* _EXERCISE_: Retype the listing below line for line, without changing anything.

* _EXCERPTED RECORDS_:

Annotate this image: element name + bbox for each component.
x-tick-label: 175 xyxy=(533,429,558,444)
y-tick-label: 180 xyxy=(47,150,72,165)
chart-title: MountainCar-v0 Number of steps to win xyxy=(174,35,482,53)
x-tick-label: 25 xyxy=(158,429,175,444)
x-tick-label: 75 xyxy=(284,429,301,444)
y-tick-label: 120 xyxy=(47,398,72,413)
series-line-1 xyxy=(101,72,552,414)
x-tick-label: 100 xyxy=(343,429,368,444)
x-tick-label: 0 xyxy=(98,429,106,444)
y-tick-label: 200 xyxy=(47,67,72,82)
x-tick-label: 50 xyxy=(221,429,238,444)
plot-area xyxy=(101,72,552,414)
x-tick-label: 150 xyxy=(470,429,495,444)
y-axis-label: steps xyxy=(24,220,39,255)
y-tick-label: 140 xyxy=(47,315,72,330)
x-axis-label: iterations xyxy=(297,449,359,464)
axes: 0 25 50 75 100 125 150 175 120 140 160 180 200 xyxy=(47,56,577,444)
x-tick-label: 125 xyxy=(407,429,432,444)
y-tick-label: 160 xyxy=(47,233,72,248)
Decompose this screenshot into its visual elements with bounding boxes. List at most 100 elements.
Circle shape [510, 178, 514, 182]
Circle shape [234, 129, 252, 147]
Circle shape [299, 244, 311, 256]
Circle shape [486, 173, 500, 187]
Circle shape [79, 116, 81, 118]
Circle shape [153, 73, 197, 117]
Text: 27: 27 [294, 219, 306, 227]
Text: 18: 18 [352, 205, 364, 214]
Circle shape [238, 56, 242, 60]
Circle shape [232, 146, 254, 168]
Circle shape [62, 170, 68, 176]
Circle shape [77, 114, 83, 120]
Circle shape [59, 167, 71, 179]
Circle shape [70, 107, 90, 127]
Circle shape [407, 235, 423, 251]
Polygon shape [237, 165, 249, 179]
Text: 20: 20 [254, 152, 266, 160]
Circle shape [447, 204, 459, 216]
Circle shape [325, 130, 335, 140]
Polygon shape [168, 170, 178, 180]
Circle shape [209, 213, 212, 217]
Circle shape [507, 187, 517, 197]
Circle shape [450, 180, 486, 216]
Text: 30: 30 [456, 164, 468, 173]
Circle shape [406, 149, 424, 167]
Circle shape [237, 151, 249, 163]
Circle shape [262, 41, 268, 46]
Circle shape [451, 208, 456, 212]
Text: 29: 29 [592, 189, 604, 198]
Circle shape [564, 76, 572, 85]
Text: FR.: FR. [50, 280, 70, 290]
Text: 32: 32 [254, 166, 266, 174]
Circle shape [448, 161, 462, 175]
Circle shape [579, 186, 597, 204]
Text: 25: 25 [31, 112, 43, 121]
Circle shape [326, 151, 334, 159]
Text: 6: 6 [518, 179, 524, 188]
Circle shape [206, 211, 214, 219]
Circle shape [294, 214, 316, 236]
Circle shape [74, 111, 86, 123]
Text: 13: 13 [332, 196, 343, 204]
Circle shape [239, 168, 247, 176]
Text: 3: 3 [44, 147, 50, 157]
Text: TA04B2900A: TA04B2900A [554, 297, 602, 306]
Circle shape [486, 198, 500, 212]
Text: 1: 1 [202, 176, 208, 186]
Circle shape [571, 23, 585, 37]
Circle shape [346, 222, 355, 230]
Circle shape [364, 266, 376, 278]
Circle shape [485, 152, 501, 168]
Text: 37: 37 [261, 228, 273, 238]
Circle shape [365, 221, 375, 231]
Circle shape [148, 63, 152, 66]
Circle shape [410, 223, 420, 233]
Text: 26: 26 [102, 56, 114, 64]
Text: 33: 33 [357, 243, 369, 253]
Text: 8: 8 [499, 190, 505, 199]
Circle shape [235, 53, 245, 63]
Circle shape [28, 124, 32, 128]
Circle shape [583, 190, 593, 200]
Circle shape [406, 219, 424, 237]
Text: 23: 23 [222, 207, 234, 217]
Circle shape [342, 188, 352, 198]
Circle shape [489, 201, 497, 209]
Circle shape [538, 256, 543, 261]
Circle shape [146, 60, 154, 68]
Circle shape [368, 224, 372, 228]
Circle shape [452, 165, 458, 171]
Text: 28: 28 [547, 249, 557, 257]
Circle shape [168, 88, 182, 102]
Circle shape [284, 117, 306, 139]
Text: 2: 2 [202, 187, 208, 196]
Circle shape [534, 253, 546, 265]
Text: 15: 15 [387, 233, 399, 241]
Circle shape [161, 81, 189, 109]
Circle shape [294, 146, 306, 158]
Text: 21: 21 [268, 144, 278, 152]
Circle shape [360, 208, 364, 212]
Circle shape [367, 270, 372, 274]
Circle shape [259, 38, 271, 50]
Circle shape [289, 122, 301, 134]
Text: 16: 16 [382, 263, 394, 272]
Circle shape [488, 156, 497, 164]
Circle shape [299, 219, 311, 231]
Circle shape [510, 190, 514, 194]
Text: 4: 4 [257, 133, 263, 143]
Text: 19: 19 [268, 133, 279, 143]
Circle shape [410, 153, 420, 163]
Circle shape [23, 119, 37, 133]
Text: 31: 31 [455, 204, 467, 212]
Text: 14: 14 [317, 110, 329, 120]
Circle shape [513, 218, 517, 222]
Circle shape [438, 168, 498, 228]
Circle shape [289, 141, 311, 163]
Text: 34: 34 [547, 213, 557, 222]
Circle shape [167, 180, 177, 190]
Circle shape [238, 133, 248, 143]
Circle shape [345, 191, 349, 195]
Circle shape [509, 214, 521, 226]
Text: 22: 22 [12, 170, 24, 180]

* _WORKED SOLUTION_:
Annotate this image: element name + bbox for each component.
x-tick-label: 175 xyxy=(533,429,558,444)
y-tick-label: 180 xyxy=(47,150,72,165)
chart-title: MountainCar-v0 Number of steps to win xyxy=(174,35,482,53)
x-tick-label: 25 xyxy=(158,429,175,444)
x-tick-label: 75 xyxy=(284,429,301,444)
y-tick-label: 120 xyxy=(47,398,72,413)
series-line-1 xyxy=(101,72,552,414)
x-tick-label: 100 xyxy=(343,429,368,444)
x-tick-label: 0 xyxy=(98,429,106,444)
y-tick-label: 200 xyxy=(47,67,72,82)
x-tick-label: 50 xyxy=(221,429,238,444)
plot-area xyxy=(101,72,552,414)
x-tick-label: 150 xyxy=(470,429,495,444)
y-axis-label: steps xyxy=(24,220,39,255)
y-tick-label: 140 xyxy=(47,315,72,330)
x-axis-label: iterations xyxy=(297,449,359,464)
axes: 0 25 50 75 100 125 150 175 120 140 160 180 200 xyxy=(47,56,577,444)
x-tick-label: 125 xyxy=(407,429,432,444)
y-tick-label: 160 xyxy=(47,233,72,248)
Decompose this screenshot into its visual elements with bounding boxes. List at most 100 elements.
Circle shape [510, 178, 514, 182]
Circle shape [234, 129, 252, 147]
Circle shape [299, 244, 311, 256]
Circle shape [486, 173, 500, 187]
Circle shape [79, 116, 81, 118]
Circle shape [153, 73, 197, 117]
Text: 27: 27 [294, 219, 306, 227]
Text: 18: 18 [352, 205, 364, 214]
Circle shape [238, 56, 242, 60]
Circle shape [232, 146, 254, 168]
Circle shape [62, 170, 68, 176]
Circle shape [77, 114, 83, 120]
Circle shape [59, 167, 71, 179]
Circle shape [70, 107, 90, 127]
Circle shape [407, 235, 423, 251]
Polygon shape [237, 165, 249, 179]
Text: 20: 20 [254, 152, 266, 160]
Circle shape [447, 204, 459, 216]
Circle shape [325, 130, 335, 140]
Polygon shape [168, 170, 178, 180]
Circle shape [209, 213, 212, 217]
Circle shape [507, 187, 517, 197]
Circle shape [450, 180, 486, 216]
Text: 30: 30 [456, 164, 468, 173]
Circle shape [406, 149, 424, 167]
Circle shape [237, 151, 249, 163]
Circle shape [262, 41, 268, 46]
Circle shape [451, 208, 456, 212]
Text: 29: 29 [592, 189, 604, 198]
Circle shape [564, 76, 572, 85]
Text: FR.: FR. [50, 280, 70, 290]
Text: 32: 32 [254, 166, 266, 174]
Circle shape [448, 161, 462, 175]
Circle shape [579, 186, 597, 204]
Text: 25: 25 [31, 112, 43, 121]
Circle shape [326, 151, 334, 159]
Text: 6: 6 [518, 179, 524, 188]
Circle shape [206, 211, 214, 219]
Circle shape [294, 214, 316, 236]
Circle shape [74, 111, 86, 123]
Text: 13: 13 [332, 196, 343, 204]
Circle shape [239, 168, 247, 176]
Text: 3: 3 [44, 147, 50, 157]
Text: TA04B2900A: TA04B2900A [554, 297, 602, 306]
Circle shape [486, 198, 500, 212]
Text: 1: 1 [202, 176, 208, 186]
Circle shape [571, 23, 585, 37]
Circle shape [346, 222, 355, 230]
Circle shape [364, 266, 376, 278]
Circle shape [485, 152, 501, 168]
Text: 37: 37 [261, 228, 273, 238]
Circle shape [365, 221, 375, 231]
Circle shape [148, 63, 152, 66]
Circle shape [410, 223, 420, 233]
Text: 26: 26 [102, 56, 114, 64]
Text: 33: 33 [357, 243, 369, 253]
Text: 8: 8 [499, 190, 505, 199]
Circle shape [235, 53, 245, 63]
Circle shape [28, 124, 32, 128]
Circle shape [583, 190, 593, 200]
Circle shape [406, 219, 424, 237]
Text: 23: 23 [222, 207, 234, 217]
Circle shape [342, 188, 352, 198]
Circle shape [489, 201, 497, 209]
Circle shape [538, 256, 543, 261]
Circle shape [146, 60, 154, 68]
Circle shape [368, 224, 372, 228]
Circle shape [452, 165, 458, 171]
Text: 28: 28 [547, 249, 557, 257]
Circle shape [168, 88, 182, 102]
Circle shape [284, 117, 306, 139]
Text: 2: 2 [202, 187, 208, 196]
Circle shape [534, 253, 546, 265]
Text: 15: 15 [387, 233, 399, 241]
Circle shape [161, 81, 189, 109]
Circle shape [294, 146, 306, 158]
Text: 21: 21 [268, 144, 278, 152]
Circle shape [360, 208, 364, 212]
Circle shape [367, 270, 372, 274]
Circle shape [259, 38, 271, 50]
Circle shape [289, 122, 301, 134]
Text: 16: 16 [382, 263, 394, 272]
Circle shape [488, 156, 497, 164]
Circle shape [299, 219, 311, 231]
Circle shape [510, 190, 514, 194]
Text: 4: 4 [257, 133, 263, 143]
Text: 19: 19 [268, 133, 279, 143]
Circle shape [410, 153, 420, 163]
Circle shape [23, 119, 37, 133]
Text: 31: 31 [455, 204, 467, 212]
Text: 14: 14 [317, 110, 329, 120]
Circle shape [513, 218, 517, 222]
Circle shape [438, 168, 498, 228]
Circle shape [289, 141, 311, 163]
Text: 34: 34 [547, 213, 557, 222]
Circle shape [167, 180, 177, 190]
Circle shape [238, 133, 248, 143]
Circle shape [345, 191, 349, 195]
Circle shape [509, 214, 521, 226]
Text: 22: 22 [12, 170, 24, 180]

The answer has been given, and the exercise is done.